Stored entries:
/---
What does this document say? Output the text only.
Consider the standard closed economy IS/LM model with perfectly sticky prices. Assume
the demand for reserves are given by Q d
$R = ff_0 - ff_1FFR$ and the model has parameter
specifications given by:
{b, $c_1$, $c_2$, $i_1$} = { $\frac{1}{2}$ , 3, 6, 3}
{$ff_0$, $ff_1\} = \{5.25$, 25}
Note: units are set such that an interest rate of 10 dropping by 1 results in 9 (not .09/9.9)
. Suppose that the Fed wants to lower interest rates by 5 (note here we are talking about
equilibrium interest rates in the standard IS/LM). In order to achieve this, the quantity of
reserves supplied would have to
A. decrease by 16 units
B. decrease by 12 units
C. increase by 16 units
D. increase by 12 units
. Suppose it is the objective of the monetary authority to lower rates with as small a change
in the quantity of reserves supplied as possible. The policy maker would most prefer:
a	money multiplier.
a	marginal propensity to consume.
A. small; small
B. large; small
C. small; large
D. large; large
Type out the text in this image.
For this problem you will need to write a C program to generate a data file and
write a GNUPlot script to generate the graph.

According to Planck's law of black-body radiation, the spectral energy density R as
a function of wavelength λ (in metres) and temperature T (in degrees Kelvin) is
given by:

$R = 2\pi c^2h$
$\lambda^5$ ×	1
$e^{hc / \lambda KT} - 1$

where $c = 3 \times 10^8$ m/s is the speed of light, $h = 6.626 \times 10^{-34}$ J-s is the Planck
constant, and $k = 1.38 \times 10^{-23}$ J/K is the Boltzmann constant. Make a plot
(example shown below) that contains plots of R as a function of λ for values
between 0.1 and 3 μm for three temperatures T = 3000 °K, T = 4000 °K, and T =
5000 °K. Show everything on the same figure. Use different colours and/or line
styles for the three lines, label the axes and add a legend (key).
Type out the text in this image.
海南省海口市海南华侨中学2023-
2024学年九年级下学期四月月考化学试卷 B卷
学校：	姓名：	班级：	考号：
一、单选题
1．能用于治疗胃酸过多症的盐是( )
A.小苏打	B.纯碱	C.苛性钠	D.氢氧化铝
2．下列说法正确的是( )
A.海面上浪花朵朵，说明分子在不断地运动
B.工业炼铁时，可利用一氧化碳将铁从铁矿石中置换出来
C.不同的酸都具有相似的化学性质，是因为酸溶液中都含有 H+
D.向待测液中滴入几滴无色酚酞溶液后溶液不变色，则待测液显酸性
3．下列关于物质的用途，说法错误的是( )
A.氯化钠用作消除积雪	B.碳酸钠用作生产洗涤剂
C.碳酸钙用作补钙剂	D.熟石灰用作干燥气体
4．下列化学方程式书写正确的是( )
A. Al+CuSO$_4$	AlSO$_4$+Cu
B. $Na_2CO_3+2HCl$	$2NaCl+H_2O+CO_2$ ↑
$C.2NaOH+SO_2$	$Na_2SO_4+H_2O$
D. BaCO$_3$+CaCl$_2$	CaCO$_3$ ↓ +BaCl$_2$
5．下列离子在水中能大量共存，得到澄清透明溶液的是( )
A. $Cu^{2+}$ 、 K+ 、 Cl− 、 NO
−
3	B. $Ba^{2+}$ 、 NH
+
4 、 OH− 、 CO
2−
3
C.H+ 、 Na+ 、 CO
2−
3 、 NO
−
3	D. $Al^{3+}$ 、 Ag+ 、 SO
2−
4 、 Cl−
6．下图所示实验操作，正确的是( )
\---
Prompt: Every line above should be printed again exactly as it stands.

Task output:
What does this document say? Output the text only.
Consider the standard closed economy IS/LM model with perfectly sticky prices. Assume
the demand for reserves are given by Q d
$R = ff_0 - ff_1FFR$ and the model has parameter
specifications given by:
{b, $c_1$, $c_2$, $i_1$} = { $\frac{1}{2}$ , 3, 6, 3}
{$ff_0$, $ff_1\} = \{5.25$, 25}
Note: units are set such that an interest rate of 10 dropping by 1 results in 9 (not .09/9.9)
. Suppose that the Fed wants to lower interest rates by 5 (note here we are talking about
equilibrium interest rates in the standard IS/LM). In order to achieve this, the quantity of
reserves supplied would have to
A. decrease by 16 units
B. decrease by 12 units
C. increase by 16 units
D. increase by 12 units
. Suppose it is the objective of the monetary authority to lower rates with as small a change
in the quantity of reserves supplied as possible. The policy maker would most prefer:
a	money multiplier.
a	marginal propensity to consume.
A. small; small
B. large; small
C. small; large
D. large; large
Type out the text in this image.
For this problem you will need to write a C program to generate a data file and
write a GNUPlot script to generate the graph.

According to Planck's law of black-body radiation, the spectral energy density R as
a function of wavelength λ (in metres) and temperature T (in degrees Kelvin) is
given by:

$R = 2\pi c^2h$
$\lambda^5$ ×	1
$e^{hc / \lambda KT} - 1$

where $c = 3 \times 10^8$ m/s is the speed of light, $h = 6.626 \times 10^{-34}$ J-s is the Planck
constant, and $k = 1.38 \times 10^{-23}$ J/K is the Boltzmann constant. Make a plot
(example shown below) that contains plots of R as a function of λ for values
between 0.1 and 3 μm for three temperatures T = 3000 °K, T = 4000 °K, and T =
5000 °K. Show everything on the same figure. Use different colours and/or line
styles for the three lines, label the axes and add a legend (key).
Type out the text in this image.
海南省海口市海南华侨中学2023-
2024学年九年级下学期四月月考化学试卷 B卷
学校：	姓名：	班级：	考号：
一、单选题
1．能用于治疗胃酸过多症的盐是( )
A.小苏打	B.纯碱	C.苛性钠	D.氢氧化铝
2．下列说法正确的是( )
A.海面上浪花朵朵，说明分子在不断地运动
B.工业炼铁时，可利用一氧化碳将铁从铁矿石中置换出来
C.不同的酸都具有相似的化学性质，是因为酸溶液中都含有 H+
D.向待测液中滴入几滴无色酚酞溶液后溶液不变色，则待测液显酸性
3．下列关于物质的用途，说法错误的是( )
A.氯化钠用作消除积雪	B.碳酸钠用作生产洗涤剂
C.碳酸钙用作补钙剂	D.熟石灰用作干燥气体
4．下列化学方程式书写正确的是( )
A. Al+CuSO$_4$	AlSO$_4$+Cu
B. $Na_2CO_3+2HCl$	$2NaCl+H_2O+CO_2$ ↑
$C.2NaOH+SO_2$	$Na_2SO_4+H_2O$
D. BaCO$_3$+CaCl$_2$	CaCO$_3$ ↓ +BaCl$_2$
5．下列离子在水中能大量共存，得到澄清透明溶液的是( )
A. $Cu^{2+}$ 、 K+ 、 Cl− 、 NO
−
3	B. $Ba^{2+}$ 、 NH
+
4 、 OH− 、 CO
2−
3
C.H+ 、 Na+ 、 CO
2−
3 、 NO
−
3	D. $Al^{3+}$ 、 Ag+ 、 SO
2−
4 、 Cl−
6．下图所示实验操作，正确的是( )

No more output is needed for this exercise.